YOUR TASK: Below is a listing; write it out exactly and drop any images from it.

========================================================================

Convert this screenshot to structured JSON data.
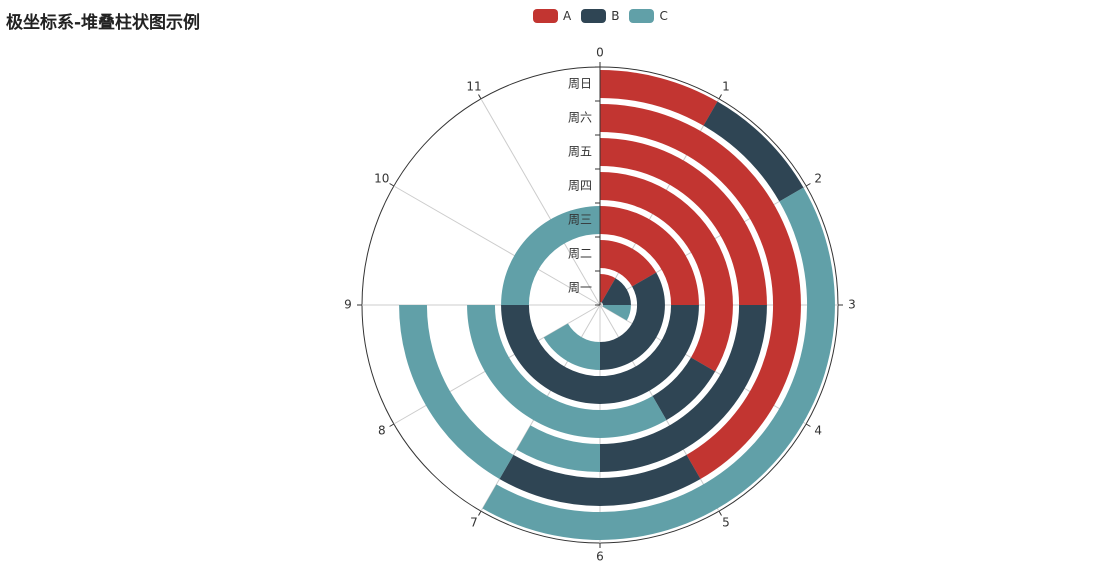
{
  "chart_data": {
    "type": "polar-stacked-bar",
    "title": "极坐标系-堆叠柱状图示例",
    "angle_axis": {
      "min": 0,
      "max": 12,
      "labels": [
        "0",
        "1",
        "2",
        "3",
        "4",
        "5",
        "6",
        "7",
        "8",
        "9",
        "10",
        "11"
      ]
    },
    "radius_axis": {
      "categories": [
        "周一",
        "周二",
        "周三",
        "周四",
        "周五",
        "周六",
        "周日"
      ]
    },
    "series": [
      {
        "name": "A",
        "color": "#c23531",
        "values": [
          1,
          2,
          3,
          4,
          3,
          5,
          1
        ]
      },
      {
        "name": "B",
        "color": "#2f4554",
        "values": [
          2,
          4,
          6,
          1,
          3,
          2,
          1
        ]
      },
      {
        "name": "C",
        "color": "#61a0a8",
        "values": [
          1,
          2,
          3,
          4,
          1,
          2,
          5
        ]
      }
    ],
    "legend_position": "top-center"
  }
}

========================================================================

ANSWER IN FULL:
Convert this screenshot to structured JSON data.
{
  "chart_data": {
    "type": "polar-stacked-bar",
    "title": "极坐标系-堆叠柱状图示例",
    "angle_axis": {
      "min": 0,
      "max": 12,
      "labels": [
        "0",
        "1",
        "2",
        "3",
        "4",
        "5",
        "6",
        "7",
        "8",
        "9",
        "10",
        "11"
      ]
    },
    "radius_axis": {
      "categories": [
        "周一",
        "周二",
        "周三",
        "周四",
        "周五",
        "周六",
        "周日"
      ]
    },
    "series": [
      {
        "name": "A",
        "color": "#c23531",
        "values": [
          1,
          2,
          3,
          4,
          3,
          5,
          1
        ]
      },
      {
        "name": "B",
        "color": "#2f4554",
        "values": [
          2,
          4,
          6,
          1,
          3,
          2,
          1
        ]
      },
      {
        "name": "C",
        "color": "#61a0a8",
        "values": [
          1,
          2,
          3,
          4,
          1,
          2,
          5
        ]
      }
    ],
    "legend_position": "top-center"
  }
}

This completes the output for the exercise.